### [Given exercise]
Locate the word "nicht" in the material, then show every line that holds it.

━━━━━ Provided data ━━━━━

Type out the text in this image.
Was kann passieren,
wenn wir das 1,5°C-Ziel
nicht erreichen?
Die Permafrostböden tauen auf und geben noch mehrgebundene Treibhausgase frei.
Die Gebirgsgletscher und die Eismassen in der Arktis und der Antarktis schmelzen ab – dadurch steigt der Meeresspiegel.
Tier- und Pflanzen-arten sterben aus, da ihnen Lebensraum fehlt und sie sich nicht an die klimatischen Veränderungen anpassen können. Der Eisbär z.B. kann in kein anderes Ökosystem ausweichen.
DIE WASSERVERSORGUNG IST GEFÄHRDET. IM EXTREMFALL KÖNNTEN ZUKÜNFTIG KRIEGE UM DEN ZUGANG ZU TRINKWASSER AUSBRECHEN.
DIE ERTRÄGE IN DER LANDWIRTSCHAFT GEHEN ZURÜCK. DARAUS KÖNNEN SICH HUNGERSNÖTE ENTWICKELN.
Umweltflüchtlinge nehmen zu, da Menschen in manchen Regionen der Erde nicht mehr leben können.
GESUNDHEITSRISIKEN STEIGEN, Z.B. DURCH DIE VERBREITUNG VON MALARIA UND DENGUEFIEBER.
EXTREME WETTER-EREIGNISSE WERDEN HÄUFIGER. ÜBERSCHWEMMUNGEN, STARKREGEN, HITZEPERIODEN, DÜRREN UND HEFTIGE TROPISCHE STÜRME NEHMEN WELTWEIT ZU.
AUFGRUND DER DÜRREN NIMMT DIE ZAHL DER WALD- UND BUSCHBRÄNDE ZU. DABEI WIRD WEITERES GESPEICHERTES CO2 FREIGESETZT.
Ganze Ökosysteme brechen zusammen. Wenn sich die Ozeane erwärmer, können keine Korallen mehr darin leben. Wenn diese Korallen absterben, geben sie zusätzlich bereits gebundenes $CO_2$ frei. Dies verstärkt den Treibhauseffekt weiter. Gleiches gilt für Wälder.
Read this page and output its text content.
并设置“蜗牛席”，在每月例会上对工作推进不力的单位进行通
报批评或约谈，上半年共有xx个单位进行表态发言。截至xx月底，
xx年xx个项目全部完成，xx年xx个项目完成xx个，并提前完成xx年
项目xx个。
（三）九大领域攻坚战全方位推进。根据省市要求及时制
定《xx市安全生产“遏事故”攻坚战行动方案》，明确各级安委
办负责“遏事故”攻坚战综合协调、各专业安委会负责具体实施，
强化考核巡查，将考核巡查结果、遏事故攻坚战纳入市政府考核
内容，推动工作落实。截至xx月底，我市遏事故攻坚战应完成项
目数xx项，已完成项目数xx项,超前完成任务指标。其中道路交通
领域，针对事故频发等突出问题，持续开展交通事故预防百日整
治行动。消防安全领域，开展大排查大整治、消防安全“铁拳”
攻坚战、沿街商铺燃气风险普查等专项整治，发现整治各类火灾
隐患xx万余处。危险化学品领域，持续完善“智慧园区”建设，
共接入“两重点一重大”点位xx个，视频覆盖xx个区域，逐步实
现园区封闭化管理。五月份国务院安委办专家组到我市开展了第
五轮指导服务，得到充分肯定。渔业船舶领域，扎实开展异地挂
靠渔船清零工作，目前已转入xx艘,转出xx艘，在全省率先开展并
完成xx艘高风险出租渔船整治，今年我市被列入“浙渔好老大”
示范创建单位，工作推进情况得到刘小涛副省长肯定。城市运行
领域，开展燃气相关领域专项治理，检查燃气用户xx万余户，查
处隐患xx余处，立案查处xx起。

━━━━━

### [Result of this task]
nicht erreichen?
Tier- und Pflanzen-arten sterben aus, da ihnen Lebensraum fehlt und sie sich nicht an die klimatischen Veränderungen anpassen können. Der Eisbär z.B. kann in kein anderes Ökosystem ausweichen.
Umweltflüchtlinge nehmen zu, da Menschen in manchen Regionen der Erde nicht mehr leben können.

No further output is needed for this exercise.